(OBJECTIVES):
1. From the passage on the Spirit in Paul, return the part that begins at the words "The Spirit’s foundational" and stops after the words "(2 Corinthians 13:12).", without changing a word.
2. Retype, with no changes, the lines of the rows that begin at the line that has "chevron-down-icon: ▼ (749, 84, 763, 98)" and stop after the line that has "239, 1052, 263)", including both of those lines.

(SELECTED TEXT):
Our pneumatic imagination needs a little help. Paul, I think, offers such. The Spirit appears in practically every chapter of Paul’s letters, and saturates his theology. While “God in Christ” is the center of Paul’s theology, the Spirit is a living, enabling, and enriching presence that connects redeemed humanity with the Redeemer God. We have access, Paul says, to God in Christ “by the Spirit” (Ephesians 2:18).

Without some understanding of the Spirit, then, our experience of God remains in a conceptual wasteland. That is not only lamentable but dangerous. Spiritual discernment entails that we “see” the Spirit at work in our lives or else we will mistake other spirits for the Holy Spirit.

So, what does Paul offer us by way of a conceptual landscape that will help identify the Spirit in our lives. I “see” in Paul a three-fold typology for thinking about the Spirit’s work. This typology is not a box in which to enclose the Spirit, nor is it a gizmo to manipulate the Spirit. Rather, it is a tool to unmask our eyes so that we might “see” what the Spirit is doing–to recognize the Spirit in our lives.


The Spirit’s foundational function is to facilitate communion between God and us. Our communion with God is the “communion of the Holy Spirit” (2 Corinthians 13:12).

Jesus did not leave us as orphans; instead, God poured out the Holy Spirit upon the church. This out-pouring is the gifting of God’s presence among us. We are inhabited by God through the Spirit (Ephesians 2:22); we are the temple of the Holy Spirit (2 Corinthians 6:19). The Spirit is the one through whom we experience God in the present. The Spirit’s presence enables our communion with God; more than that, communion in the Spirit is communion with God.

This presence, which is the fulfillment of God’s presence in the temple in Israel and anticipates the fullness of divine presence in the new heaven and new earth, is how we now live in fellowship with God. We worship in the Spirit (Philippians 3:3), we pray in the Spirit (Ephesians 6:18), and we are washed in the Spirit (1 Corinthians 6:11).  We are “in the Spirit because the Spirit of God dwells” in us (Romans 8:9). The Spirit is the air we breathe, and every breath is communion with God.

This communion, of course, is not merely vertical. It is also horizontal, that is, we commune with each other by what we share in the Spirit (Philippians 2:1). We love each other in the Spirit (Colossians 1:8). Because we have all been baptized in the Spirit and have drunk of the same Spirit, we are one body where ethnic, economic, and gender barriers are transcended (1 Corinthians 12:13;  Galatians 3:28).

(INFORMATION SHOWN):
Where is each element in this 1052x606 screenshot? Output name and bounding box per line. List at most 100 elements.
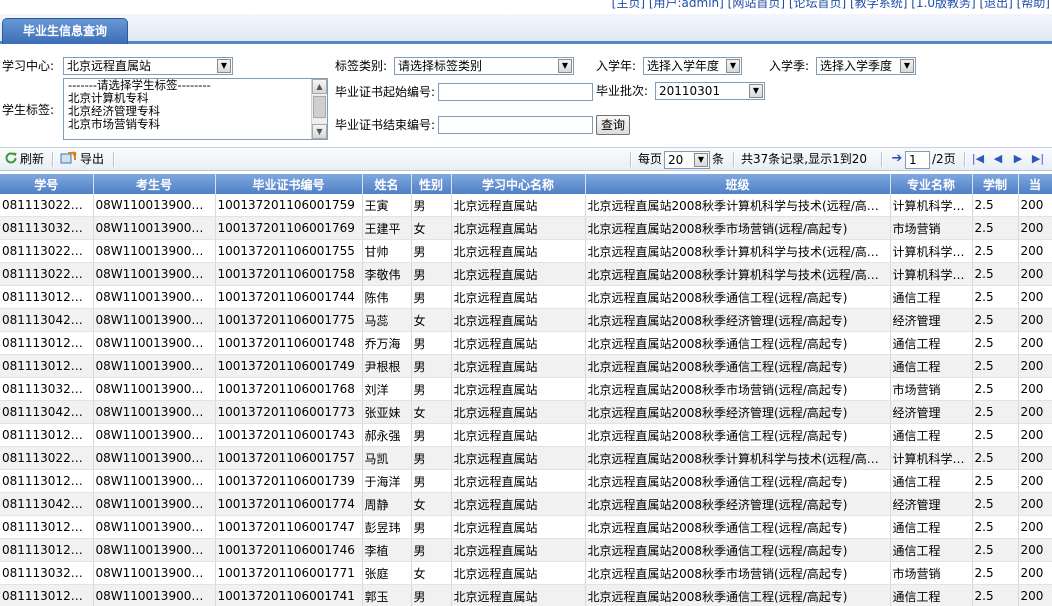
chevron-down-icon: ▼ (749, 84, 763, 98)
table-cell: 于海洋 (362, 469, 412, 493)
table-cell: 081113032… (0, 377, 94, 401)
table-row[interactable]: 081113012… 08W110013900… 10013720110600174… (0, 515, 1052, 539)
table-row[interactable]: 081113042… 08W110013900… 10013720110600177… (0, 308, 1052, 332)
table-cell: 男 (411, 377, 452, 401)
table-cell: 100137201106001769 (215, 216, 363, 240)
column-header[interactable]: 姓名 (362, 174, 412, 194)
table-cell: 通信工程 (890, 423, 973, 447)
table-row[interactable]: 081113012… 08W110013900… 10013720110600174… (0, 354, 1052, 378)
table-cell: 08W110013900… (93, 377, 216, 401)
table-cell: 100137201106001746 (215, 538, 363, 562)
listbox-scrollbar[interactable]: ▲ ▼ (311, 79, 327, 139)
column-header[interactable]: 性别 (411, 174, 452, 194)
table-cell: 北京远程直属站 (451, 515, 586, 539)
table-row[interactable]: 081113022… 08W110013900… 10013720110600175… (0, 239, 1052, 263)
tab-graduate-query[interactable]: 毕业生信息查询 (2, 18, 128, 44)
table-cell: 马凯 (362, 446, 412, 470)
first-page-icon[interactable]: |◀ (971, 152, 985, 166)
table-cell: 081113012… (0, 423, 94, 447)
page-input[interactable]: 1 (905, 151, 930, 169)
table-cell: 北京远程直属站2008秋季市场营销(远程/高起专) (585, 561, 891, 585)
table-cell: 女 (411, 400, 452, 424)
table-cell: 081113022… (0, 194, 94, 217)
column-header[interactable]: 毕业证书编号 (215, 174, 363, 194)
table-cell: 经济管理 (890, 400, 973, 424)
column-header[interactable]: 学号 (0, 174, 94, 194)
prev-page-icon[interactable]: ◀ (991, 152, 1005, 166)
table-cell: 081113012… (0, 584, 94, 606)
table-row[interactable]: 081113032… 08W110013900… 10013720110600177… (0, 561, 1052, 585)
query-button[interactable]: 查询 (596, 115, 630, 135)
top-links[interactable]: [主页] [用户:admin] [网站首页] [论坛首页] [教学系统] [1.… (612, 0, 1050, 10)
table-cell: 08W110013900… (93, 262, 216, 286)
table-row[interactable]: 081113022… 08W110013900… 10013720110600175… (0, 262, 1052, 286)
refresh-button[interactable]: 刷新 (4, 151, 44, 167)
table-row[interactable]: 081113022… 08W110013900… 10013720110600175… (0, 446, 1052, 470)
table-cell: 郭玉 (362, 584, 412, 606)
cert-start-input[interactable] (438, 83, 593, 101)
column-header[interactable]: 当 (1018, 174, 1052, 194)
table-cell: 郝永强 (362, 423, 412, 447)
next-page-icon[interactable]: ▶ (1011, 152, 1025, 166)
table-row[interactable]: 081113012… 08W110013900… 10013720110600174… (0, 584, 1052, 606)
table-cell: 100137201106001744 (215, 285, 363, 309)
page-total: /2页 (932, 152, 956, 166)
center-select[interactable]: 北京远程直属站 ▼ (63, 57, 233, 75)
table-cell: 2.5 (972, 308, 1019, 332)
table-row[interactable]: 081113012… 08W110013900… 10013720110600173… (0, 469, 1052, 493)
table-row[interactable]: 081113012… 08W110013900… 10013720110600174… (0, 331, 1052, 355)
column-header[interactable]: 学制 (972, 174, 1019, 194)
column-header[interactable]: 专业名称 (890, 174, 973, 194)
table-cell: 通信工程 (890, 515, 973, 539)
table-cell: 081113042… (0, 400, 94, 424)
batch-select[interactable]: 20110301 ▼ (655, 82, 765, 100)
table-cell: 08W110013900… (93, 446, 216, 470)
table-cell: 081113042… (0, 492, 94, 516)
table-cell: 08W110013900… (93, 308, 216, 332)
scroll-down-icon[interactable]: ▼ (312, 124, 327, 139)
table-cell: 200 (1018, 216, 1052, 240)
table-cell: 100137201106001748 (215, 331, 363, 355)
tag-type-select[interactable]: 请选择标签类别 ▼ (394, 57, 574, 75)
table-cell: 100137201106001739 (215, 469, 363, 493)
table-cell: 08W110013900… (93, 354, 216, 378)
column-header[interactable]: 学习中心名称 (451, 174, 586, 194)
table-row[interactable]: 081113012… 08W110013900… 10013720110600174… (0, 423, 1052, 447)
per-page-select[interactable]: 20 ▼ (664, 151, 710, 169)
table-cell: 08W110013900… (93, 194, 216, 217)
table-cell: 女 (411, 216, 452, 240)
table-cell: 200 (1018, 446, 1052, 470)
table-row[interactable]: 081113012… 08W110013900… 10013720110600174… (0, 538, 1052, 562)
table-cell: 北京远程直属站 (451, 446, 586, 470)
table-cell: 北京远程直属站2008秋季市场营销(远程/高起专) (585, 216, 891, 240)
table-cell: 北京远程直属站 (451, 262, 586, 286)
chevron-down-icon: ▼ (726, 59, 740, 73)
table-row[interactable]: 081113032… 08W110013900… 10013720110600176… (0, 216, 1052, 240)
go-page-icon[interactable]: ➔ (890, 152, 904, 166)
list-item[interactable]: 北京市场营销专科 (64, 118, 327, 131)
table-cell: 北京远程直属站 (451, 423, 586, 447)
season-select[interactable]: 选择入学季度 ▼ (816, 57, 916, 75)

(WRITTEN RESPONSES):
1.
The Spirit’s foundational function is to facilitate communion between God and us. Our communion with God is the “communion of the Holy Spirit” (2 Corinthians 13:12).

2.
chevron-down-icon: ▼ (749, 84, 763, 98)
table-cell: 于海洋 (362, 469, 412, 493)
table-cell: 081113032… (0, 377, 94, 401)
table-row[interactable]: 081113012… 08W110013900… 10013720110600174… (0, 515, 1052, 539)
table-row[interactable]: 081113042… 08W110013900… 10013720110600177… (0, 308, 1052, 332)
table-cell: 男 (411, 377, 452, 401)
table-cell: 100137201106001769 (215, 216, 363, 240)
column-header[interactable]: 姓名 (362, 174, 412, 194)
table-cell: 通信工程 (890, 423, 973, 447)
table-row[interactable]: 081113012… 08W110013900… 10013720110600174… (0, 354, 1052, 378)
table-cell: 08W110013900… (93, 377, 216, 401)
table-cell: 100137201106001746 (215, 538, 363, 562)
listbox-scrollbar[interactable]: ▲ ▼ (311, 79, 327, 139)
column-header[interactable]: 性别 (411, 174, 452, 194)
table-cell: 北京远程直属站 (451, 515, 586, 539)
table-row[interactable]: 081113022… 08W110013900… 10013720110600175… (0, 239, 1052, 263)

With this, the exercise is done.